— Task —
In the data below, edit the lines starting at the one containing "toc-entry-questions-5 [188, 1268, 1668, 1297]" and ending at the one containing "toc-entry-3-1-1 [182, 194, 1591, 224]": replace "Дискретные сигналы" with "Цифровые сигналы" and leave all else unchanged. Return only those lines.
-.-.-
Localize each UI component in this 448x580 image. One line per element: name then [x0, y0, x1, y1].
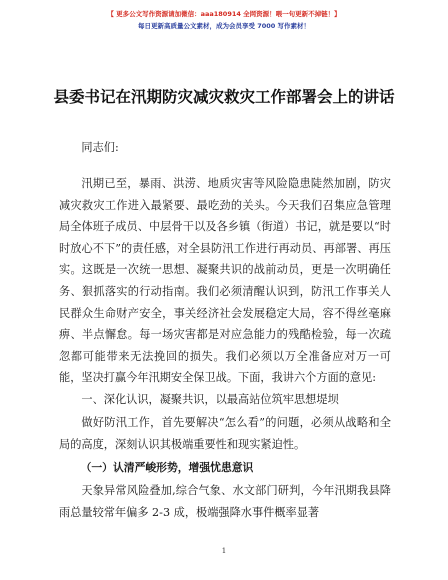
paragraph-intro: 汛期已至，暴雨、洪涝、地质灾害等风险隐患陡然加剧，防灾减灾救灾工作进入最紧要、最吃劲的关头。今天我们召集应急管理局全体班子成员、中层骨干以及各乡镇（街道）书记，就是要以“时时放心不下”的责任感，对全县防汛工作进行再动员、再部署、再压实。这既是一次统一思想、凝聚共识的战前动员，更是一次明确任务、狠抓落实的行动指南。我们必须清醒认识到，防汛工作事关人民群众生命财产安全，事关经济社会发展稳定大局，容不得丝毫麻痹、半点懈怠。每一场灾害都是对应急能力的残酷检验，每一次疏忽都可能带来无法挽回的损失。我们必须以万全准备应对万一可能，坚决打赢今年汛期安全保卫战。下面，我讲六个方面的意见:	[59, 177, 391, 385]
subsection-heading-1: （一）认清严峻形势，增强忧患意识	[80, 461, 254, 474]
document-title: 县委书记在汛期防灾减灾救灾工作部署会上的讲话	[53, 88, 395, 106]
greeting: 同志们:	[81, 141, 119, 154]
promo-banner-line-2: 每日更新高质量公文素材，成为会员享受 7000 写作素材！	[137, 22, 311, 30]
paragraph-understanding: 做好防汛工作，首先要解决“怎么看”的问题，必须从战略和全局的高度，深刻认识其极端重要性和现实紧迫性。	[59, 416, 391, 451]
promo-banner-line-1: 【 更多公文写作资源请加微信：aaa180914 全网资源！喂一句更新不掉链！】	[107, 10, 341, 18]
page-number: 1	[221, 547, 227, 555]
section-heading-1: 一、深化认识，凝聚共识，以最高站位筑牢思想堤坝	[81, 393, 339, 406]
paragraph-situation: 天象异常风险叠加,综合气象、水文部门研判，今年汛期我县降雨总量较常年偏多 2-3 成，极端强降水事件概率显著	[59, 484, 391, 519]
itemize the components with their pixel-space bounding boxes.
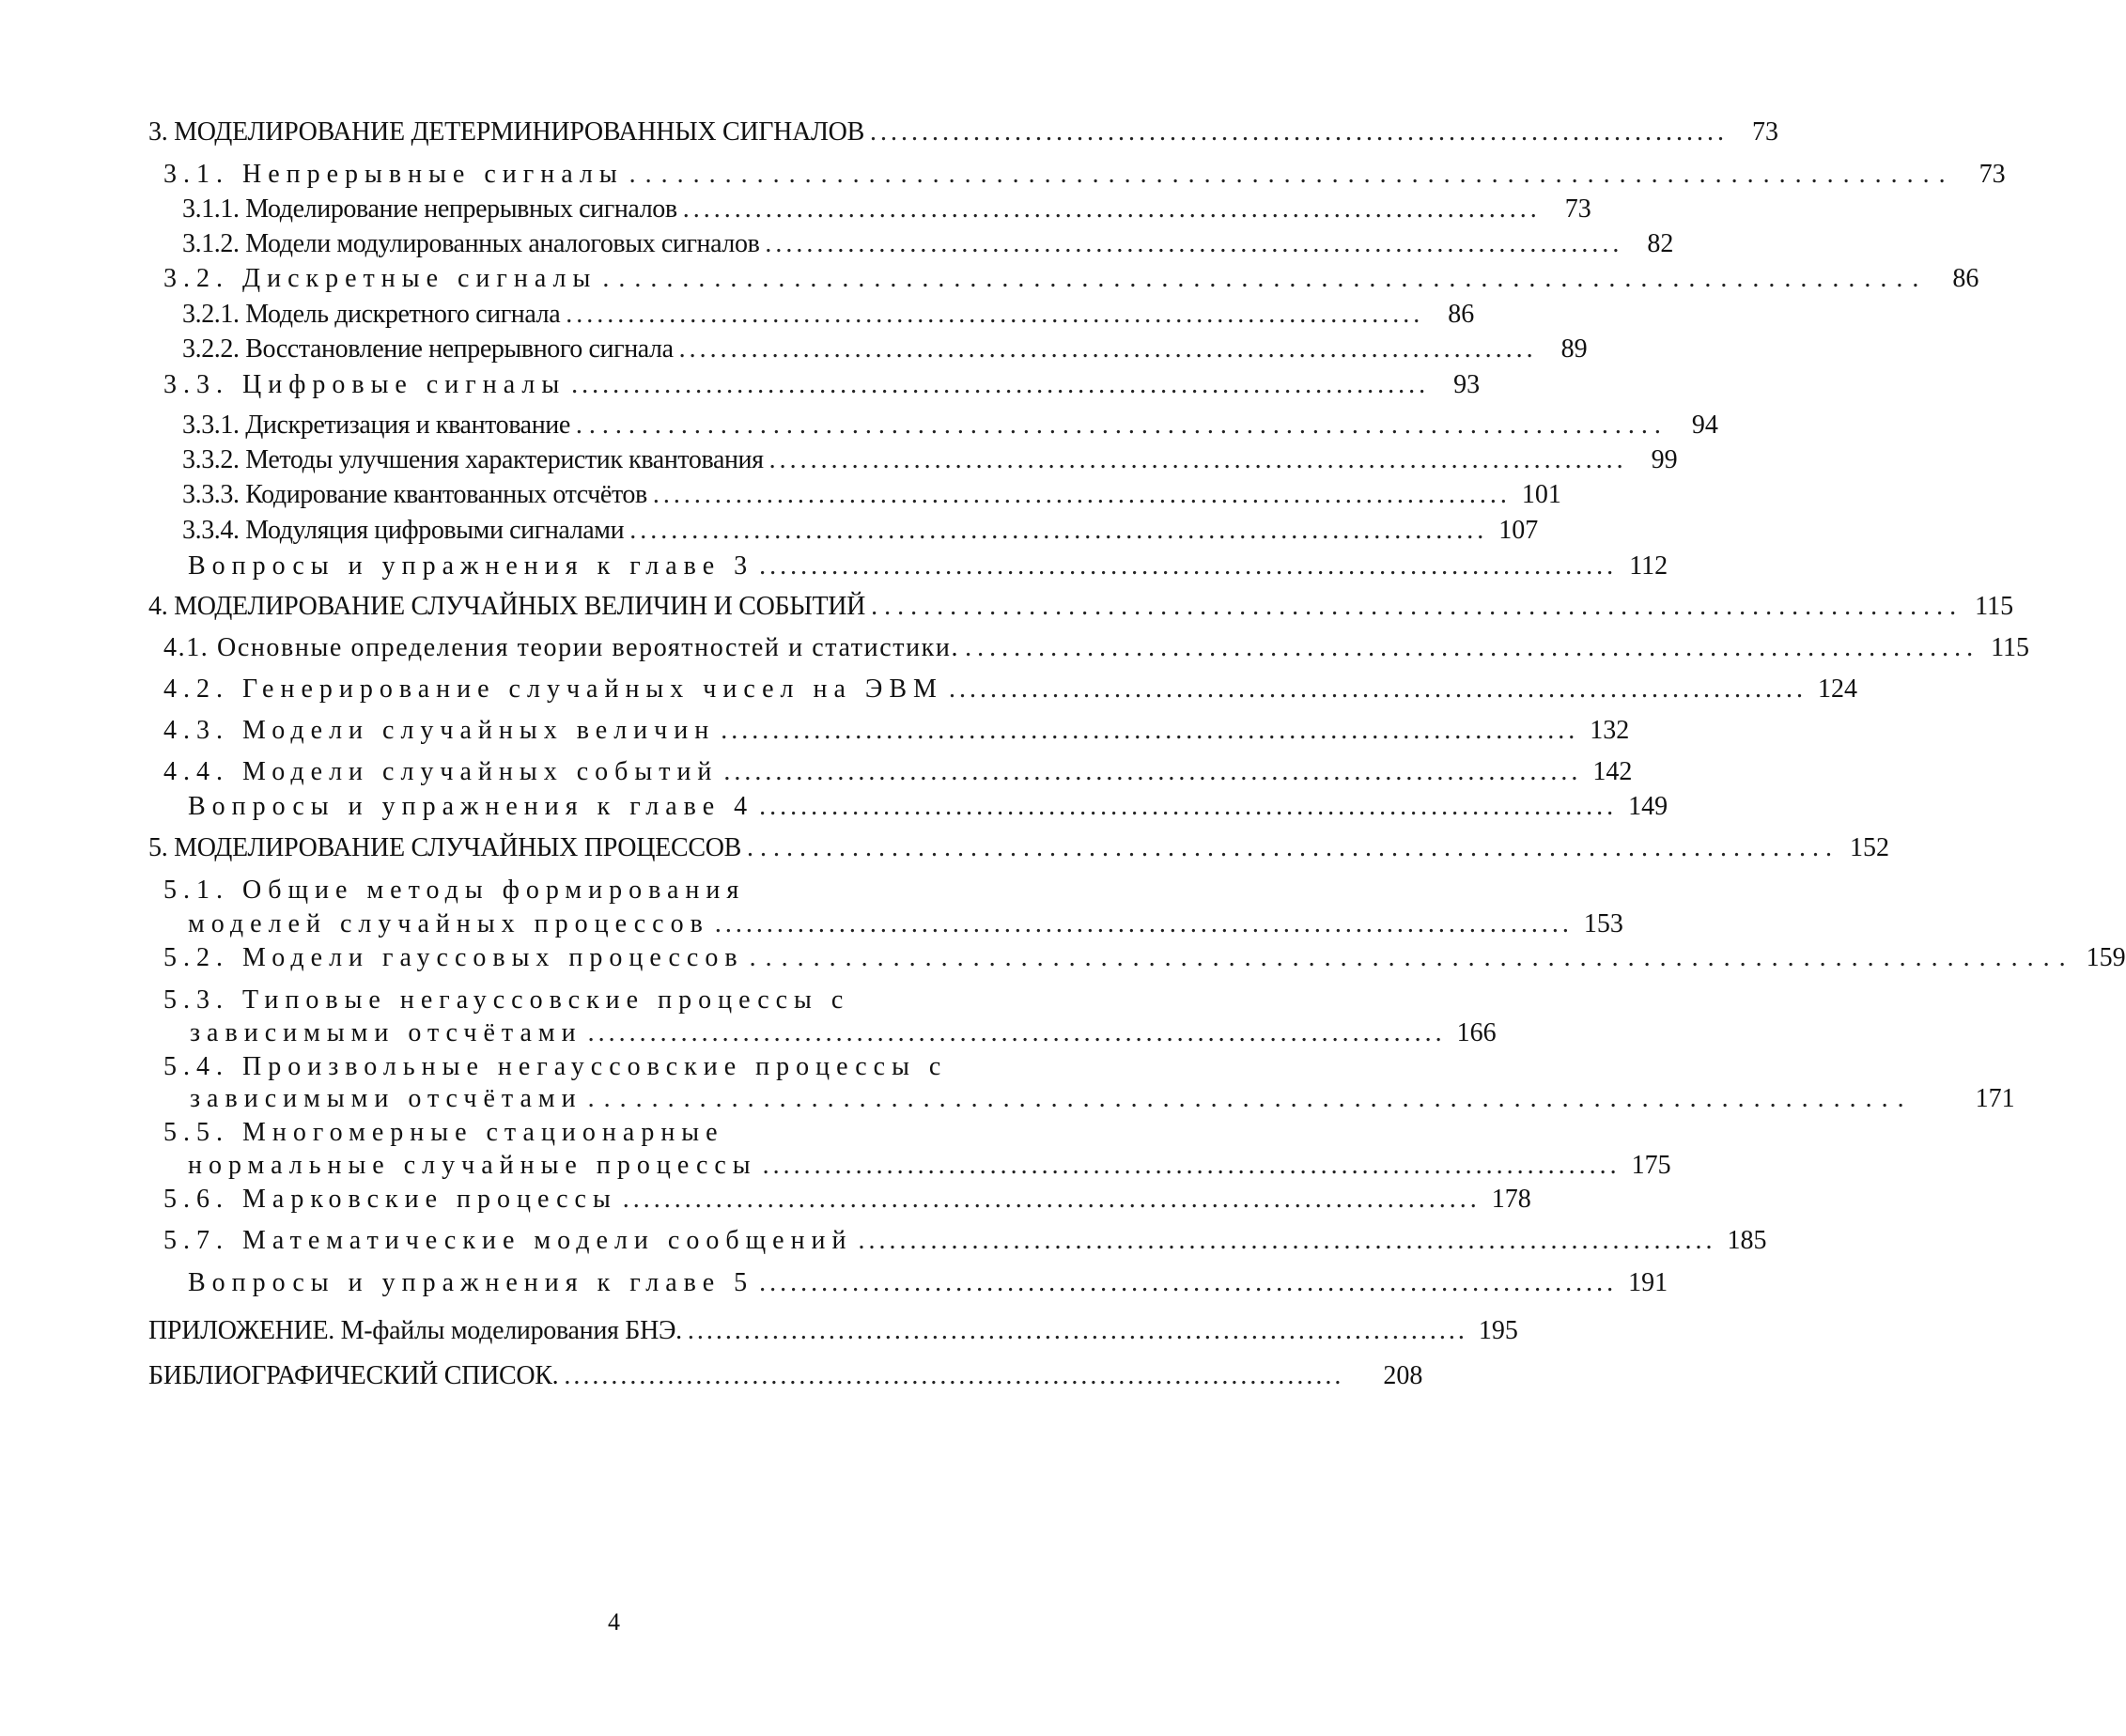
toc-entry-questions-5 [188, 1268, 1668, 1297]
toc-entry-page: 132 [1590, 716, 1630, 745]
toc-entry-title: 3.2. Дискретные сигналы [163, 264, 597, 293]
toc-entry-5-7 [163, 1226, 1767, 1255]
toc-entry-5-1 [163, 877, 1150, 904]
toc-entry-3-1-1 [182, 194, 1591, 224]
toc-entry-title: Вопросы и упражнения к главе 4 [188, 792, 754, 821]
toc-entry-page: 124 [1817, 674, 1857, 704]
toc-entry-title: 3.3.3. Кодирование квантованных отсчётов [182, 480, 647, 509]
toc-entry-title: 5. МОДЕЛИРОВАНИЕ СЛУЧАЙНЫХ ПРОЦЕССОВ [148, 833, 741, 862]
toc-entry-page: 94 [1691, 411, 1718, 440]
toc-entry-5-6 [163, 1185, 1531, 1214]
toc-entry-appendix [148, 1316, 1518, 1345]
toc-entry-3-3-1 [182, 411, 1718, 440]
toc-entry-4-4 [163, 757, 1633, 786]
toc-entry-chapter-5 [148, 833, 1889, 862]
toc-entry-title: 3.3.1. Дискретизация и квантование [182, 411, 570, 440]
toc-entry-page: 73 [1979, 160, 2006, 189]
toc-entry-page: 82 [1647, 229, 1674, 258]
dot-leader: ................................................................................... [587, 1084, 1914, 1113]
toc-entry-title: 5.4. Произвольные негауссовские процессы с [163, 1052, 948, 1081]
toc-entry-4-3 [163, 716, 1630, 745]
toc-entry-title: 3.3.4. Модуляция цифровыми сигналами [182, 516, 625, 545]
dot-leader: ................................................................................... [747, 833, 1839, 862]
dot-leader: ................................................................................... [965, 633, 1979, 662]
toc-entry-page: 175 [1631, 1151, 1671, 1180]
dot-leader: ................................................................................... [759, 1268, 1618, 1297]
toc-entry-title: зависимыми отсчётами [190, 1018, 582, 1047]
dot-leader: ................................................................................... [762, 1151, 1621, 1180]
toc-entry-page: 115 [1991, 633, 2030, 662]
dot-leader: ................................................................................... [587, 1018, 1446, 1047]
toc-entry-page: 166 [1456, 1018, 1497, 1047]
dot-leader: ................................................................................... [869, 117, 1728, 147]
toc-entry-3-3-2 [182, 445, 1678, 474]
toc-entry-title: 4.3. Модели случайных величин [163, 716, 716, 745]
toc-entry-page: 86 [1448, 300, 1475, 329]
toc-entry-title: 4. МОДЕЛИРОВАНИЕ СЛУЧАЙНЫХ ВЕЛИЧИН И СОБЫТИЙ [148, 592, 866, 621]
toc-entry-title: 3.1.1. Моделирование непрерывных сигналов [182, 194, 677, 224]
toc-entry-title: Вопросы и упражнения к главе 3 [188, 551, 754, 581]
toc-entry-5-3-cont [190, 1018, 1497, 1047]
toc-entry-page: 112 [1629, 551, 1668, 581]
toc-entry-title: 5.6. Марковские процессы [163, 1185, 617, 1214]
dot-leader: ................................................................................... [571, 370, 1430, 399]
toc-entry-title: ПРИЛОЖЕНИЕ. М-файлы моделирования БНЭ. [148, 1316, 682, 1345]
toc-entry-title: БИБЛИОГРАФИЧЕСКИЙ СПИСОК. [148, 1361, 559, 1390]
toc-entry-page: 152 [1850, 833, 1889, 862]
toc-entry-page: 115 [1975, 592, 2014, 621]
toc-entry-title: 5.5. Многомерные стационарные [163, 1118, 724, 1147]
dot-leader: ................................................................................... [768, 445, 1627, 474]
dot-leader: ................................................................................... [765, 229, 1623, 258]
toc-entry-chapter-4 [148, 592, 2014, 621]
toc-entry-page: 93 [1453, 370, 1481, 399]
toc-entry-page: 208 [1383, 1361, 1423, 1390]
toc-entry-title: 4.4. Модели случайных событий [163, 757, 719, 786]
toc-entry-4-1 [163, 633, 2030, 662]
toc-entry-page: 153 [1583, 909, 1623, 938]
toc-entry-bibliography [148, 1361, 1423, 1390]
toc-entry-5-1-cont [188, 909, 1623, 938]
toc-entry-3-2-1 [182, 300, 1475, 329]
page-number: 4 [608, 1608, 620, 1635]
dot-leader: ................................................................................... [714, 909, 1573, 938]
toc-entry-title: 3.3. Цифровые сигналы [163, 370, 566, 399]
toc-entry-page: 142 [1592, 757, 1633, 786]
toc-entry-title: 3.1. Непрерывные сигналы [163, 160, 624, 189]
dot-leader: ................................................................................... [759, 551, 1618, 581]
toc-entry-page: 73 [1564, 194, 1591, 224]
toc-entry-3-3-3 [182, 480, 1561, 509]
toc-entry-page: 159 [2086, 943, 2126, 972]
toc-entry-chapter-3 [148, 117, 1778, 147]
toc-entry-5-4-cont [190, 1084, 2015, 1113]
toc-entry-4-2 [163, 674, 1857, 704]
toc-entry-page: 99 [1651, 445, 1678, 474]
toc-entry-3-2 [163, 264, 1979, 293]
toc-entry-3-1 [163, 160, 2006, 189]
toc-entry-title: 5.2. Модели гауссовых процессов [163, 943, 744, 972]
dot-leader: ................................................................................... [858, 1226, 1716, 1255]
toc-entry-5-4 [163, 1054, 1150, 1080]
dot-leader: ................................................................................... [622, 1185, 1481, 1214]
dot-leader: ................................................................................... [602, 264, 1929, 293]
dot-leader: ................................................................................... [678, 334, 1537, 364]
toc-entry-3-2-2 [182, 334, 1588, 364]
toc-entry-page: 195 [1478, 1316, 1518, 1345]
toc-entry-title: 5.1. Общие методы формирования [163, 876, 746, 905]
toc-entry-title: 3.2.1. Модель дискретного сигнала [182, 300, 561, 329]
toc-entry-3-3-4 [182, 516, 1539, 545]
dot-leader: ................................................................................... [564, 1361, 1344, 1390]
dot-leader: ................................................................................... [871, 592, 1963, 621]
toc-entry-page: 171 [1975, 1084, 2015, 1113]
dot-leader: ................................................................................... [759, 792, 1618, 821]
toc-entry-page: 178 [1491, 1185, 1531, 1214]
toc-entry-title: 3. МОДЕЛИРОВАНИЕ ДЕТЕРМИНИРОВАННЫХ СИГНАЛОВ [148, 117, 864, 147]
toc-entry-5-3 [163, 987, 1150, 1014]
toc-entry-title: 3.2.2. Восстановление непрерывного сигнала [182, 334, 674, 364]
toc-entry-page: 89 [1560, 334, 1588, 364]
toc-entry-page: 107 [1498, 516, 1539, 545]
toc-entry-title: 3.3.2. Методы улучшения характеристик квантования [182, 445, 764, 474]
toc-entry-questions-3 [188, 551, 1668, 581]
dot-leader: ................................................................................... [749, 943, 2075, 972]
dot-leader: ................................................................................... [948, 674, 1807, 704]
toc-entry-page: 185 [1727, 1226, 1767, 1255]
toc-entry-title: Вопросы и упражнения к главе 5 [188, 1268, 754, 1297]
toc-entry-page: 86 [1952, 264, 1979, 293]
dot-leader: ................................................................................... [652, 480, 1511, 509]
toc-entry-page: 149 [1628, 792, 1668, 821]
toc-entry-5-5 [163, 1120, 1150, 1146]
dot-leader: ................................................................................... [628, 160, 1955, 189]
toc-entry-title: 5.3. Типовые негауссовские процессы с [163, 985, 850, 1015]
toc-entry-title: 4.1. Основные определения теории вероятностей и статистики. [163, 633, 960, 662]
dot-leader: ................................................................................... [682, 194, 1541, 224]
toc-entry-3-1-2 [182, 229, 1674, 258]
toc-entry-title: 4.2. Генерирование случайных чисел на ЭВМ [163, 674, 943, 704]
toc-entry-title: 3.1.2. Модели модулированных аналоговых сигналов [182, 229, 760, 258]
toc-entry-page: 191 [1628, 1268, 1668, 1297]
toc-entry-title: зависимыми отсчётами [190, 1084, 582, 1113]
dot-leader: ................................................................................... [566, 300, 1424, 329]
table-of-contents [148, 0, 2126, 1503]
toc-entry-page: 101 [1521, 480, 1561, 509]
dot-leader: ................................................................................... [575, 411, 1668, 440]
dot-leader: ................................................................................... [723, 757, 1582, 786]
toc-entry-title: моделей случайных процессов [188, 909, 709, 938]
toc-entry-questions-4 [188, 792, 1668, 821]
dot-leader: ................................................................................... [721, 716, 1579, 745]
dot-leader: ................................................................................... [687, 1316, 1467, 1345]
toc-entry-3-3 [163, 370, 1481, 399]
toc-entry-5-5-cont [188, 1151, 1671, 1180]
toc-entry-title: нормальные случайные процессы [188, 1151, 757, 1180]
toc-entry-5-2 [163, 943, 2126, 972]
toc-entry-title: 5.7. Математические модели сообщений [163, 1226, 853, 1255]
dot-leader: ................................................................................... [629, 516, 1488, 545]
toc-entry-page: 73 [1751, 117, 1778, 147]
-.-.-
— Worked answer —
toc-entry-questions-5 [188, 1268, 1668, 1297]
toc-entry-page: 132 [1590, 716, 1630, 745]
toc-entry-title: 3.2. Цифровые сигналы [163, 264, 597, 293]
toc-entry-5-7 [163, 1226, 1767, 1255]
toc-entry-5-1 [163, 877, 1150, 904]
toc-entry-3-1-1 [182, 194, 1591, 224]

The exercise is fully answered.